◆ EXERCISE AIM
From the entries below, please gather each line containing the string "name".

◆ SOURCE RECORDS

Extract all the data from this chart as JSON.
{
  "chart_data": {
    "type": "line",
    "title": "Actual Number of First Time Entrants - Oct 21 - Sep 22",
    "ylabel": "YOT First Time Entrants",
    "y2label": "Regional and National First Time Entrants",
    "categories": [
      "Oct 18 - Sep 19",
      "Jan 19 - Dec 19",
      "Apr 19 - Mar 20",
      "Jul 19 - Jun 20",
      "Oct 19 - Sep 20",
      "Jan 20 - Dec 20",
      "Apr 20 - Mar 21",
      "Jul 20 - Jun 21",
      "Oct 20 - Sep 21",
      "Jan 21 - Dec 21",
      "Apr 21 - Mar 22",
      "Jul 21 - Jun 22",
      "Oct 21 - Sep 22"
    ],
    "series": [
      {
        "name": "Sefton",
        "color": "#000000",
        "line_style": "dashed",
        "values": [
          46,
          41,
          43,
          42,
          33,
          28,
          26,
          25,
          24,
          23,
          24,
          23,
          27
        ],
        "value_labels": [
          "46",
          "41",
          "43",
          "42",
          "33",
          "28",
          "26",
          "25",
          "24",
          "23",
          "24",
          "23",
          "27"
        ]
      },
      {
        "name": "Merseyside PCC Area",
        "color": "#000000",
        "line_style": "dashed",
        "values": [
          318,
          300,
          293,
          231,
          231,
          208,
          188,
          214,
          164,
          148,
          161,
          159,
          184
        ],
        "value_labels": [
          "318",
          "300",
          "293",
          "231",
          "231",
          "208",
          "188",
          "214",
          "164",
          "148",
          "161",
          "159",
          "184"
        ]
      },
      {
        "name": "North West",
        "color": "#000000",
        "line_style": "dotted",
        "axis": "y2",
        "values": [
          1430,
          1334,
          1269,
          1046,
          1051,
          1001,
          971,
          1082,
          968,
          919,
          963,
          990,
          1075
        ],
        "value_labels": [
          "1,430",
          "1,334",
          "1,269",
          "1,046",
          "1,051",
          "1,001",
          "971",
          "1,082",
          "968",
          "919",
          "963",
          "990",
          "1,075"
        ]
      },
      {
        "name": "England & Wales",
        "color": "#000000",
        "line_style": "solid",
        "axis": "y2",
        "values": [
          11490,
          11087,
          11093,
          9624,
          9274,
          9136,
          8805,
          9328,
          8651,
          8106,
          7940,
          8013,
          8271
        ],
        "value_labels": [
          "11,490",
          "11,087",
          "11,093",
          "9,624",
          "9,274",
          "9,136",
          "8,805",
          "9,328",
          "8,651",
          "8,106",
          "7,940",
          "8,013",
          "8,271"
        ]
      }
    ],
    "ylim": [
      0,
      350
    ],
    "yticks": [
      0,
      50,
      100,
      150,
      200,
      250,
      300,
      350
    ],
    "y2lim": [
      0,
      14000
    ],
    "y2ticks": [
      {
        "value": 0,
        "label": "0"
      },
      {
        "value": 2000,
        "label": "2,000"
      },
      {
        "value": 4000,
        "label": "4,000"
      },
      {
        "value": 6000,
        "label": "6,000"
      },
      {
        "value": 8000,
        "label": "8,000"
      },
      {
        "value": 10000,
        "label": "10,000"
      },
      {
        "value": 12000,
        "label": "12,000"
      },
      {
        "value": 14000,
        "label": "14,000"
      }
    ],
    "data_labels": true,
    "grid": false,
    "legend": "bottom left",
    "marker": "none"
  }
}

◆ COMPLETED EXERCISE
        "name": "Sefton",
        "name": "Merseyside PCC Area",
        "name": "North West",
        "name": "England & Wales",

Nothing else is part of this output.